### AIM OF THE TASK
Read the data and repeat it in full, exactly.

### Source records

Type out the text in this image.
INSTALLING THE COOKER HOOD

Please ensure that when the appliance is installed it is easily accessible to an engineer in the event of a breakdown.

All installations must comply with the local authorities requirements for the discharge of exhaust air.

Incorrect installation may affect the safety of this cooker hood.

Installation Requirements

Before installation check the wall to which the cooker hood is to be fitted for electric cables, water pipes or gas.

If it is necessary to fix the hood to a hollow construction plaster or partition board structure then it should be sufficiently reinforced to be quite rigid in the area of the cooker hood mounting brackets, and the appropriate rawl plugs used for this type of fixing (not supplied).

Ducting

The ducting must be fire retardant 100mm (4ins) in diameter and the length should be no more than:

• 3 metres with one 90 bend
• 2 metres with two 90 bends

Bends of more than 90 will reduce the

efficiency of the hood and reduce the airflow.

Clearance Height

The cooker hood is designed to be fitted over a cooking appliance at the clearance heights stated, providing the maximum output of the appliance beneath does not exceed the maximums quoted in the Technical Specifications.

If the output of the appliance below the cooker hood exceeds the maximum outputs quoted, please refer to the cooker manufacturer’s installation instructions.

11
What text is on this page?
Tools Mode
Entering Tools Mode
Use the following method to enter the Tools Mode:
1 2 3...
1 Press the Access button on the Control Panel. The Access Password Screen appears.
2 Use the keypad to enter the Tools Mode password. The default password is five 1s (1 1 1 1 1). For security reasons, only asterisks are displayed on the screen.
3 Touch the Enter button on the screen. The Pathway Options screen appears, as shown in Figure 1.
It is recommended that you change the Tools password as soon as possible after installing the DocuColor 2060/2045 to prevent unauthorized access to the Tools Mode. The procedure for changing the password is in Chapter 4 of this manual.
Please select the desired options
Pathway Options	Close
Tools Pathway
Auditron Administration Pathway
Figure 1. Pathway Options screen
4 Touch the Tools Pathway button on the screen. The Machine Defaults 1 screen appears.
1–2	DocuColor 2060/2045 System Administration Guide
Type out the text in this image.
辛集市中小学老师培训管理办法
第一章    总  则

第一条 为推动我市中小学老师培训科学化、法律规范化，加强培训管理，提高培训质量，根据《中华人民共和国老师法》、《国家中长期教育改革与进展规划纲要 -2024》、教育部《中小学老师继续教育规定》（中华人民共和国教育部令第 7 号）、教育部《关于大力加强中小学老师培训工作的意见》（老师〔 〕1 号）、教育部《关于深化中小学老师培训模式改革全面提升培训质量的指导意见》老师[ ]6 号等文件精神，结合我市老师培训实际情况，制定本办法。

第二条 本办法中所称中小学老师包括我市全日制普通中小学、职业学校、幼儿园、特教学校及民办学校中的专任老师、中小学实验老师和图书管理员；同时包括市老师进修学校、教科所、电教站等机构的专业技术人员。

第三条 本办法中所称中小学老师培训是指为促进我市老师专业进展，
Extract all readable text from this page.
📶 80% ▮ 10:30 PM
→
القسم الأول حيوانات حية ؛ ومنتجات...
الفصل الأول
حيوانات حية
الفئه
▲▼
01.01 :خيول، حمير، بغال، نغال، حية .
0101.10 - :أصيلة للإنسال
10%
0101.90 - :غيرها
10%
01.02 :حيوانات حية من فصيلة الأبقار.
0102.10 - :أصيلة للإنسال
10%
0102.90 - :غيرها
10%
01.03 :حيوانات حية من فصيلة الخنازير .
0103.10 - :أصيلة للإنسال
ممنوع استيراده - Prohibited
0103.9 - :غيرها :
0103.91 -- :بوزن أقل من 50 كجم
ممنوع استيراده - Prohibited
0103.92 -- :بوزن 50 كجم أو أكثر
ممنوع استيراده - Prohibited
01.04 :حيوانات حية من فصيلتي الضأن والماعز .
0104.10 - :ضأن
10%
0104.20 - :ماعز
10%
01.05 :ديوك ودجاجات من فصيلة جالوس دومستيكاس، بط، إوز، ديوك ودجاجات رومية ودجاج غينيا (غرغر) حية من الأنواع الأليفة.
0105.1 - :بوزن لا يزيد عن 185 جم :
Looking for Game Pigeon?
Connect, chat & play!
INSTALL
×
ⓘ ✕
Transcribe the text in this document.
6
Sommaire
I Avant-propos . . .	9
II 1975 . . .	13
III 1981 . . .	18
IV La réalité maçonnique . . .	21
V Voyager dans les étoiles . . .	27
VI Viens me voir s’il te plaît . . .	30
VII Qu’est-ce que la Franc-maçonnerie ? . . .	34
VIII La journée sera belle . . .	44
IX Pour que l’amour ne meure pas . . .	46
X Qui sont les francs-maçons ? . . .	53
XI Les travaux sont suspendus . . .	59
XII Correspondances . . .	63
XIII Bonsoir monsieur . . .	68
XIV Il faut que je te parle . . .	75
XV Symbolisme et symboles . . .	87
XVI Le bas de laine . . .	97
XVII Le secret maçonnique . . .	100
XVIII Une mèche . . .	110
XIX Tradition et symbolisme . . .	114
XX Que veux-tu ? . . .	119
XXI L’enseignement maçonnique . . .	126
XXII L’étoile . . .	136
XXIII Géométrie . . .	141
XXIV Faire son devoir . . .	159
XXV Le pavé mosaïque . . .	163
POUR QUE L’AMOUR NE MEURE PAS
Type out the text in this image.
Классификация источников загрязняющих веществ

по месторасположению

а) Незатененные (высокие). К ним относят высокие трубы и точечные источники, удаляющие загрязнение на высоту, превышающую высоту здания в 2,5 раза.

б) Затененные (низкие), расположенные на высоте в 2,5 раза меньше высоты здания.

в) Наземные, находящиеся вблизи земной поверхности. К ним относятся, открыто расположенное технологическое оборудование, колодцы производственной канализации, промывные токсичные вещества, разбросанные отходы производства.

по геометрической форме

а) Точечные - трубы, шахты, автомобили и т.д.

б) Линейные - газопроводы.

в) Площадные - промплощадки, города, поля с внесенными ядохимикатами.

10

### RIGHT ANSWER
Type out the text in this image.
INSTALLING THE COOKER HOOD

Please ensure that when the appliance is installed it is easily accessible to an engineer in the event of a breakdown.

All installations must comply with the local authorities requirements for the discharge of exhaust air.

Incorrect installation may affect the safety of this cooker hood.

Installation Requirements

Before installation check the wall to which the cooker hood is to be fitted for electric cables, water pipes or gas.

If it is necessary to fix the hood to a hollow construction plaster or partition board structure then it should be sufficiently reinforced to be quite rigid in the area of the cooker hood mounting brackets, and the appropriate rawl plugs used for this type of fixing (not supplied).

Ducting

The ducting must be fire retardant 100mm (4ins) in diameter and the length should be no more than:

• 3 metres with one 90 bend
• 2 metres with two 90 bends

Bends of more than 90 will reduce the

efficiency of the hood and reduce the airflow.

Clearance Height

The cooker hood is designed to be fitted over a cooking appliance at the clearance heights stated, providing the maximum output of the appliance beneath does not exceed the maximums quoted in the Technical Specifications.

If the output of the appliance below the cooker hood exceeds the maximum outputs quoted, please refer to the cooker manufacturer’s installation instructions.

11
What text is on this page?
Tools Mode
Entering Tools Mode
Use the following method to enter the Tools Mode:
1 2 3...
1 Press the Access button on the Control Panel. The Access Password Screen appears.
2 Use the keypad to enter the Tools Mode password. The default password is five 1s (1 1 1 1 1). For security reasons, only asterisks are displayed on the screen.
3 Touch the Enter button on the screen. The Pathway Options screen appears, as shown in Figure 1.
It is recommended that you change the Tools password as soon as possible after installing the DocuColor 2060/2045 to prevent unauthorized access to the Tools Mode. The procedure for changing the password is in Chapter 4 of this manual.
Please select the desired options
Pathway Options	Close
Tools Pathway
Auditron Administration Pathway
Figure 1. Pathway Options screen
4 Touch the Tools Pathway button on the screen. The Machine Defaults 1 screen appears.
1–2	DocuColor 2060/2045 System Administration Guide
Type out the text in this image.
辛集市中小学老师培训管理办法
第一章    总  则

第一条 为推动我市中小学老师培训科学化、法律规范化，加强培训管理，提高培训质量，根据《中华人民共和国老师法》、《国家中长期教育改革与进展规划纲要 -2024》、教育部《中小学老师继续教育规定》（中华人民共和国教育部令第 7 号）、教育部《关于大力加强中小学老师培训工作的意见》（老师〔 〕1 号）、教育部《关于深化中小学老师培训模式改革全面提升培训质量的指导意见》老师[ ]6 号等文件精神，结合我市老师培训实际情况，制定本办法。

第二条 本办法中所称中小学老师包括我市全日制普通中小学、职业学校、幼儿园、特教学校及民办学校中的专任老师、中小学实验老师和图书管理员；同时包括市老师进修学校、教科所、电教站等机构的专业技术人员。

第三条 本办法中所称中小学老师培训是指为促进我市老师专业进展，
Extract all readable text from this page.
📶 80% ▮ 10:30 PM
→
القسم الأول حيوانات حية ؛ ومنتجات...
الفصل الأول
حيوانات حية
الفئه
▲▼
01.01 :خيول، حمير، بغال، نغال، حية .
0101.10 - :أصيلة للإنسال
10%
0101.90 - :غيرها
10%
01.02 :حيوانات حية من فصيلة الأبقار.
0102.10 - :أصيلة للإنسال
10%
0102.90 - :غيرها
10%
01.03 :حيوانات حية من فصيلة الخنازير .
0103.10 - :أصيلة للإنسال
ممنوع استيراده - Prohibited
0103.9 - :غيرها :
0103.91 -- :بوزن أقل من 50 كجم
ممنوع استيراده - Prohibited
0103.92 -- :بوزن 50 كجم أو أكثر
ممنوع استيراده - Prohibited
01.04 :حيوانات حية من فصيلتي الضأن والماعز .
0104.10 - :ضأن
10%
0104.20 - :ماعز
10%
01.05 :ديوك ودجاجات من فصيلة جالوس دومستيكاس، بط، إوز، ديوك ودجاجات رومية ودجاج غينيا (غرغر) حية من الأنواع الأليفة.
0105.1 - :بوزن لا يزيد عن 185 جم :
Looking for Game Pigeon?
Connect, chat & play!
INSTALL
×
ⓘ ✕
Transcribe the text in this document.
6
Sommaire
I Avant-propos . . .	9
II 1975 . . .	13
III 1981 . . .	18
IV La réalité maçonnique . . .	21
V Voyager dans les étoiles . . .	27
VI Viens me voir s’il te plaît . . .	30
VII Qu’est-ce que la Franc-maçonnerie ? . . .	34
VIII La journée sera belle . . .	44
IX Pour que l’amour ne meure pas . . .	46
X Qui sont les francs-maçons ? . . .	53
XI Les travaux sont suspendus . . .	59
XII Correspondances . . .	63
XIII Bonsoir monsieur . . .	68
XIV Il faut que je te parle . . .	75
XV Symbolisme et symboles . . .	87
XVI Le bas de laine . . .	97
XVII Le secret maçonnique . . .	100
XVIII Une mèche . . .	110
XIX Tradition et symbolisme . . .	114
XX Que veux-tu ? . . .	119
XXI L’enseignement maçonnique . . .	126
XXII L’étoile . . .	136
XXIII Géométrie . . .	141
XXIV Faire son devoir . . .	159
XXV Le pavé mosaïque . . .	163
POUR QUE L’AMOUR NE MEURE PAS
Type out the text in this image.
Классификация источников загрязняющих веществ

по месторасположению

а) Незатененные (высокие). К ним относят высокие трубы и точечные источники, удаляющие загрязнение на высоту, превышающую высоту здания в 2,5 раза.

б) Затененные (низкие), расположенные на высоте в 2,5 раза меньше высоты здания.

в) Наземные, находящиеся вблизи земной поверхности. К ним относятся, открыто расположенное технологическое оборудование, колодцы производственной канализации, промывные токсичные вещества, разбросанные отходы производства.

по геометрической форме

а) Точечные - трубы, шахты, автомобили и т.д.

б) Линейные - газопроводы.

в) Площадные - промплощадки, города, поля с внесенными ядохимикатами.

10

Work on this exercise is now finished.